#### Exercise:
Across the entries, how many lines have the string "celoslovenskej" in them? Reply with only a number.

━━━ Source records ━━━

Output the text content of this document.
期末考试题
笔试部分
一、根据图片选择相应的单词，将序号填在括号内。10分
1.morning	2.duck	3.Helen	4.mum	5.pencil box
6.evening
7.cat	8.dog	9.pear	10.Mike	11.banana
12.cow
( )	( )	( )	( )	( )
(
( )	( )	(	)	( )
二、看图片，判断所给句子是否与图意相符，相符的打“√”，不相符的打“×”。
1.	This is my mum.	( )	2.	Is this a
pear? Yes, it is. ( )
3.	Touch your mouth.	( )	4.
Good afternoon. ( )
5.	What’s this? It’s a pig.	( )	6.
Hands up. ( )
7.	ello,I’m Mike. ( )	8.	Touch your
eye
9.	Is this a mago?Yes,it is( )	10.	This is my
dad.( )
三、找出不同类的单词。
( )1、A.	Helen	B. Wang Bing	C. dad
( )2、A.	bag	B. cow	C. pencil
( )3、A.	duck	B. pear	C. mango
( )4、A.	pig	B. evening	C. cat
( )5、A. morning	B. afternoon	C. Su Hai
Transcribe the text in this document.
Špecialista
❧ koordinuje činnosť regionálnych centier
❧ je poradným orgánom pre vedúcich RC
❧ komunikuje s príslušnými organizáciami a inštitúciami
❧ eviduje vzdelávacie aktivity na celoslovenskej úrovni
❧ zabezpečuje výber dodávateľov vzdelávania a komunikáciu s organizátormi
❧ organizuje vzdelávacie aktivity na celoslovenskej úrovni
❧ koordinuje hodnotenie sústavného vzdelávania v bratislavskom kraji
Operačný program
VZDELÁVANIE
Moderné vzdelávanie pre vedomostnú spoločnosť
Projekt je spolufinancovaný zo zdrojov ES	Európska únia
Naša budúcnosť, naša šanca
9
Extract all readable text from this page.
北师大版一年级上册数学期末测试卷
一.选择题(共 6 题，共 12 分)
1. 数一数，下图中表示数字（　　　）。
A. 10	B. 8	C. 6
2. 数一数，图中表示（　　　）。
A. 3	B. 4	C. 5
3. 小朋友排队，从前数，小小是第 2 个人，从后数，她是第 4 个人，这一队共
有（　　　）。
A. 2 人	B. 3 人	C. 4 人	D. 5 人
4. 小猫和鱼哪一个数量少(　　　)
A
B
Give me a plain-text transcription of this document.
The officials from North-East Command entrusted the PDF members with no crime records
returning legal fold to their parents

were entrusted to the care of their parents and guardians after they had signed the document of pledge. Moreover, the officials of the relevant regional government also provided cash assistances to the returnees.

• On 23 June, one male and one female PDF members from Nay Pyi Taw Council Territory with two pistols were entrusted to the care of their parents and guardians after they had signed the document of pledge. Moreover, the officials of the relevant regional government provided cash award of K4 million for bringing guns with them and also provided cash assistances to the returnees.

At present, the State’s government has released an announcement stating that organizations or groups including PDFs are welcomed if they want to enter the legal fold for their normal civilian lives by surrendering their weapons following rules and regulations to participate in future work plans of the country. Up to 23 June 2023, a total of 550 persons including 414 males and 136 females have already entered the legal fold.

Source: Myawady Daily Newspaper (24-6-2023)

━━━
━━━ Source records ━━━

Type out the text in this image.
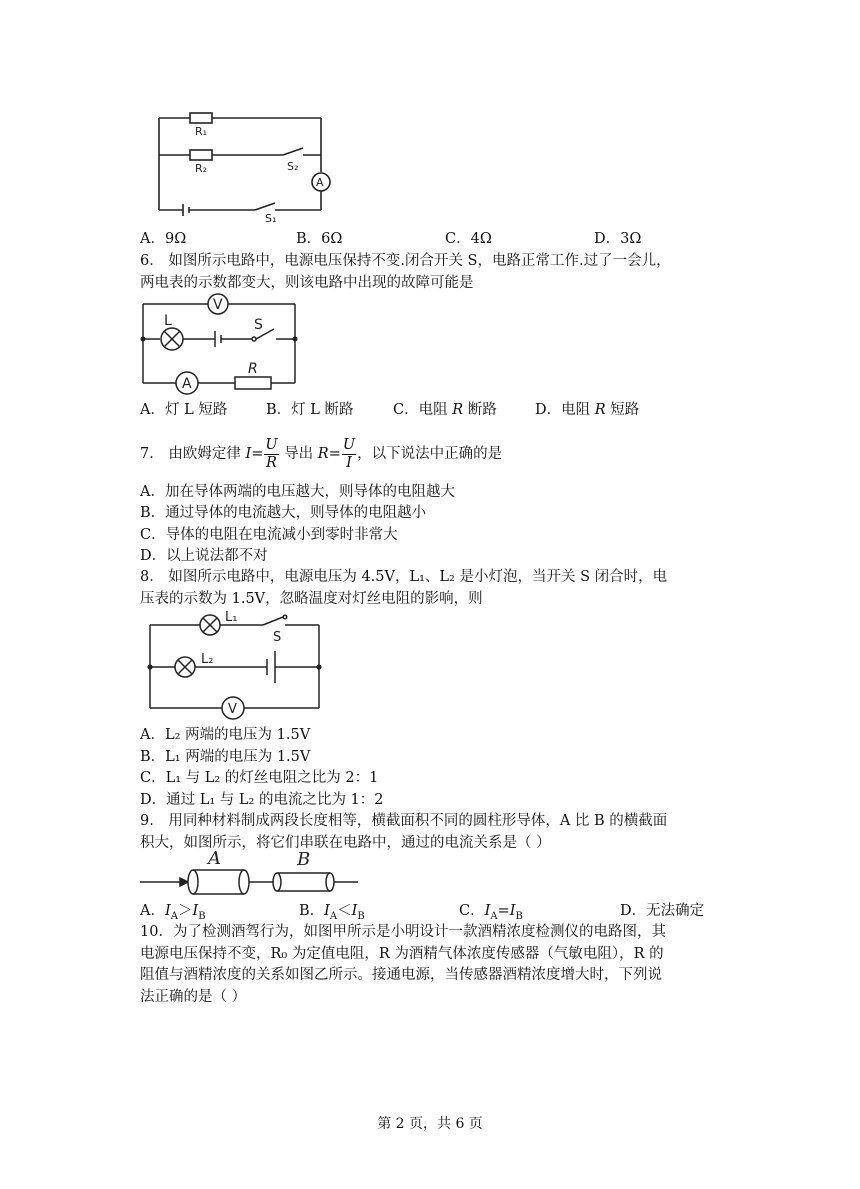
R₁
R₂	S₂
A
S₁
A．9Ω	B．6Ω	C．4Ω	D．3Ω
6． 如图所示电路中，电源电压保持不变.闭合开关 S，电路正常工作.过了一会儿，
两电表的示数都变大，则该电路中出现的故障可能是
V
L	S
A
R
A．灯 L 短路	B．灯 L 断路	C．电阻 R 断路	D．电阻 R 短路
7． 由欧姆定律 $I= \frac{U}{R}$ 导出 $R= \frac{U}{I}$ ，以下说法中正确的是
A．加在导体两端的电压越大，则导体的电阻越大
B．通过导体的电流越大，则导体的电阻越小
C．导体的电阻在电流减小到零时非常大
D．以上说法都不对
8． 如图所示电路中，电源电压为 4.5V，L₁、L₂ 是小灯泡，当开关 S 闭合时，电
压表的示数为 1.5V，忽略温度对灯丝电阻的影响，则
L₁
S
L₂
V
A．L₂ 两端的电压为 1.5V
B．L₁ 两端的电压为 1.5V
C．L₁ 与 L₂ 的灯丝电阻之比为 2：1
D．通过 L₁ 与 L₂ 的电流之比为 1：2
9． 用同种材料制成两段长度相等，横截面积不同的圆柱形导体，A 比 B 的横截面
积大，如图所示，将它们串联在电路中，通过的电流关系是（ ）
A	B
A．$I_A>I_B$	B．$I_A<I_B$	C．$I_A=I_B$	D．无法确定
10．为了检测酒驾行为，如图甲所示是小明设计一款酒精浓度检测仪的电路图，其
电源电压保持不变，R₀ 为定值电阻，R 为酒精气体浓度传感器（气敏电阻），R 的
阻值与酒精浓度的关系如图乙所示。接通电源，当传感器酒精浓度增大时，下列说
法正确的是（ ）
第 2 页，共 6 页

━━━

#### Written response:
2